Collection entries

+ + + + + + +

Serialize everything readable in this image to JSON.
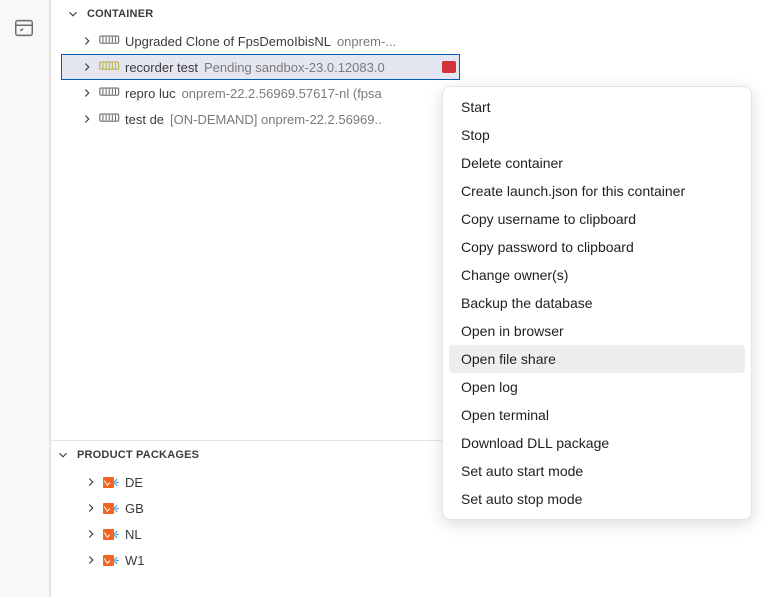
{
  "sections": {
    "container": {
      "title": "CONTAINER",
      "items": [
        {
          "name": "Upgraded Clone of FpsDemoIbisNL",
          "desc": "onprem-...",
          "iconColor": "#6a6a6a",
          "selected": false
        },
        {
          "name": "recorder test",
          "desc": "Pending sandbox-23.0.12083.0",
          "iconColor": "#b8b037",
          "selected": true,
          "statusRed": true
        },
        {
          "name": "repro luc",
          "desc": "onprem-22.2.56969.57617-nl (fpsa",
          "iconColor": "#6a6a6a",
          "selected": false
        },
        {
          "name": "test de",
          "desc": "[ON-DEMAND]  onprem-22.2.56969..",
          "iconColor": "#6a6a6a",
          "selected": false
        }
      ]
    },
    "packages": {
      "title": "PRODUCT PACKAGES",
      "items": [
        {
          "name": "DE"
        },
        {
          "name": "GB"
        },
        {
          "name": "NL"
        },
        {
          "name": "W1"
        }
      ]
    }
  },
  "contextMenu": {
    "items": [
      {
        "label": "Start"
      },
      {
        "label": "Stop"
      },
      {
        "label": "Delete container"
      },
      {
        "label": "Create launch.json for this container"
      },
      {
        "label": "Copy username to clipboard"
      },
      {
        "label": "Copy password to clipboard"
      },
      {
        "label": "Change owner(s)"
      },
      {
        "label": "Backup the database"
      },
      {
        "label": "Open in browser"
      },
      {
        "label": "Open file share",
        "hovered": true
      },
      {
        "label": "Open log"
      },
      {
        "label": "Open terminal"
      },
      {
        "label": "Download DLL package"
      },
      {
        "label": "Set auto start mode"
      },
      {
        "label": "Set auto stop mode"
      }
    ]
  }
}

+ + + + + + +

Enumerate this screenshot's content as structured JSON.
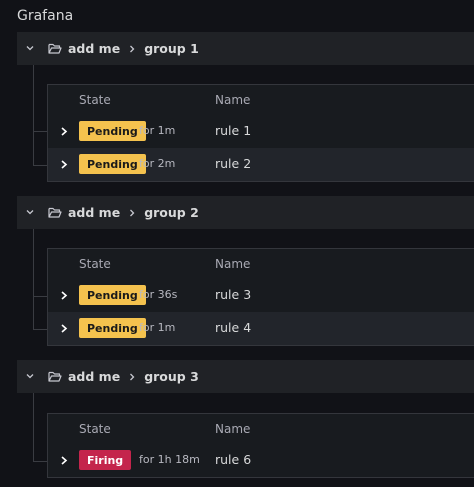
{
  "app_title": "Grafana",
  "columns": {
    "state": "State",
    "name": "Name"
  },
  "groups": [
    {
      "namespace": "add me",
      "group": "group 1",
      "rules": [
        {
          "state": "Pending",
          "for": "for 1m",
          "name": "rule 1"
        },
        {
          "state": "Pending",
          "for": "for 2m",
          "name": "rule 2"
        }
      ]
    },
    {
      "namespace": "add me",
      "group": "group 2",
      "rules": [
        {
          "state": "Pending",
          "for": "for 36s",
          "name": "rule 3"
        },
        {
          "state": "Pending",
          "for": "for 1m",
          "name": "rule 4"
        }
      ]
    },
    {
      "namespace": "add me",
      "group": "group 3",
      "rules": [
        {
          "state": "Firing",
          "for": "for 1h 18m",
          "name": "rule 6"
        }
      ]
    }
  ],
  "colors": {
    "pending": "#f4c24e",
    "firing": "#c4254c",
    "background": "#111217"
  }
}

+ + + + + + +

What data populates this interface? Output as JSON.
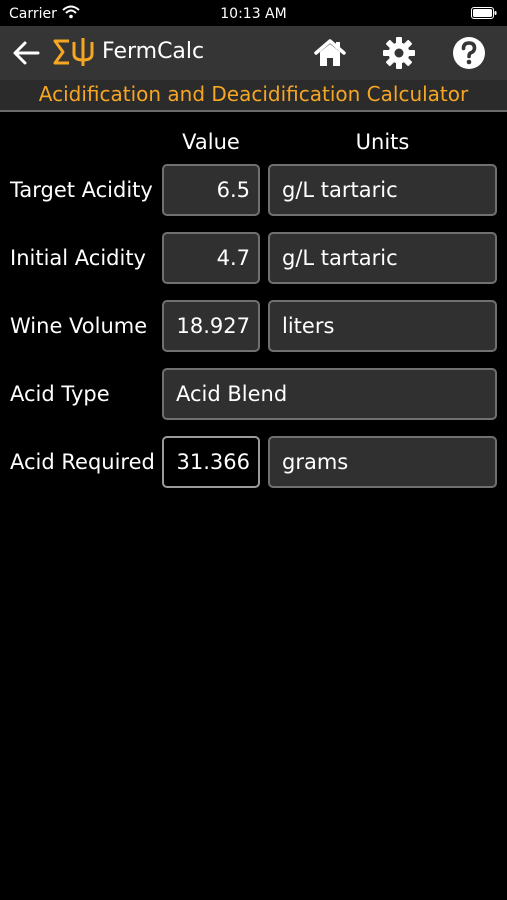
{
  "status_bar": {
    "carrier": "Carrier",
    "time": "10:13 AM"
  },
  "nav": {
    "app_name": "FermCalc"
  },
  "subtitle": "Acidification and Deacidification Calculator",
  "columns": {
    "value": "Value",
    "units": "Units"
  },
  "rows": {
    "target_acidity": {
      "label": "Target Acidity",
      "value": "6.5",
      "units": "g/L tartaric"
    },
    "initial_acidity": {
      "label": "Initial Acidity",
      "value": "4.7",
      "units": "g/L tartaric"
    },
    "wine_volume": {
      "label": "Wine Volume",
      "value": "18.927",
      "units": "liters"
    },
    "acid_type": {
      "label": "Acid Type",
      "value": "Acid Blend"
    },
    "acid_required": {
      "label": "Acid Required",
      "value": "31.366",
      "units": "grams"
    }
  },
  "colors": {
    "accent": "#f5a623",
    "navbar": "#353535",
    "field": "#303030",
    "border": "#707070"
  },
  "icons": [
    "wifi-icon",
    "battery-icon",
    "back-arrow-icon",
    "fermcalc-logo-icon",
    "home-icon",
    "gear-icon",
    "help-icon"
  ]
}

+ + + + + + +

§ **Goal**: What is the number of lines in this listing that contain the word "true"? Answer with that number and nothing else.

§ **Answer to this problem**: 3